═════ SUPPLIED DATA ═════

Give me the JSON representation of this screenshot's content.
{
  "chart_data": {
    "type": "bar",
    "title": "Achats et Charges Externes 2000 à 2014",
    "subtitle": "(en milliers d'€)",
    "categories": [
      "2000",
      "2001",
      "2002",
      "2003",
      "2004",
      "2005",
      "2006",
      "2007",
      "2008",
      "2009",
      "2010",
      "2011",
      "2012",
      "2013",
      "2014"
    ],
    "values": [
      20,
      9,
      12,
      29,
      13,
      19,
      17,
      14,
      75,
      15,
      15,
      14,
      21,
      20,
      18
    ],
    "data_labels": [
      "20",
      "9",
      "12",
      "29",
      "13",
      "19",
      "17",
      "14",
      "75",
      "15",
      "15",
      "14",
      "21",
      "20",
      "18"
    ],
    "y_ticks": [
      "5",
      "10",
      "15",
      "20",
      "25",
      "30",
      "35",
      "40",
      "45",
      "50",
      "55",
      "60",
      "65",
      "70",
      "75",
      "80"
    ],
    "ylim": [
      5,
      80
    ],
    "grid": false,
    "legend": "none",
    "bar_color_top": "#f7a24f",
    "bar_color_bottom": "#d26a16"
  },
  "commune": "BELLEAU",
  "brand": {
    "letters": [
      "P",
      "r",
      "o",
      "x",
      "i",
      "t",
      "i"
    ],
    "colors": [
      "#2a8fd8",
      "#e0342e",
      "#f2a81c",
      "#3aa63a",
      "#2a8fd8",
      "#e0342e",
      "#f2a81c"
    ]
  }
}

═════

→ **EXERCISE DETAILS**
Write every entry out again exactly.

→ **THE COMPLETED TASK**
Give me the JSON representation of this screenshot's content.
{
  "chart_data": {
    "type": "bar",
    "title": "Achats et Charges Externes 2000 à 2014",
    "subtitle": "(en milliers d'€)",
    "categories": [
      "2000",
      "2001",
      "2002",
      "2003",
      "2004",
      "2005",
      "2006",
      "2007",
      "2008",
      "2009",
      "2010",
      "2011",
      "2012",
      "2013",
      "2014"
    ],
    "values": [
      20,
      9,
      12,
      29,
      13,
      19,
      17,
      14,
      75,
      15,
      15,
      14,
      21,
      20,
      18
    ],
    "data_labels": [
      "20",
      "9",
      "12",
      "29",
      "13",
      "19",
      "17",
      "14",
      "75",
      "15",
      "15",
      "14",
      "21",
      "20",
      "18"
    ],
    "y_ticks": [
      "5",
      "10",
      "15",
      "20",
      "25",
      "30",
      "35",
      "40",
      "45",
      "50",
      "55",
      "60",
      "65",
      "70",
      "75",
      "80"
    ],
    "ylim": [
      5,
      80
    ],
    "grid": false,
    "legend": "none",
    "bar_color_top": "#f7a24f",
    "bar_color_bottom": "#d26a16"
  },
  "commune": "BELLEAU",
  "brand": {
    "letters": [
      "P",
      "r",
      "o",
      "x",
      "i",
      "t",
      "i"
    ],
    "colors": [
      "#2a8fd8",
      "#e0342e",
      "#f2a81c",
      "#3aa63a",
      "#2a8fd8",
      "#e0342e",
      "#f2a81c"
    ]
  }
}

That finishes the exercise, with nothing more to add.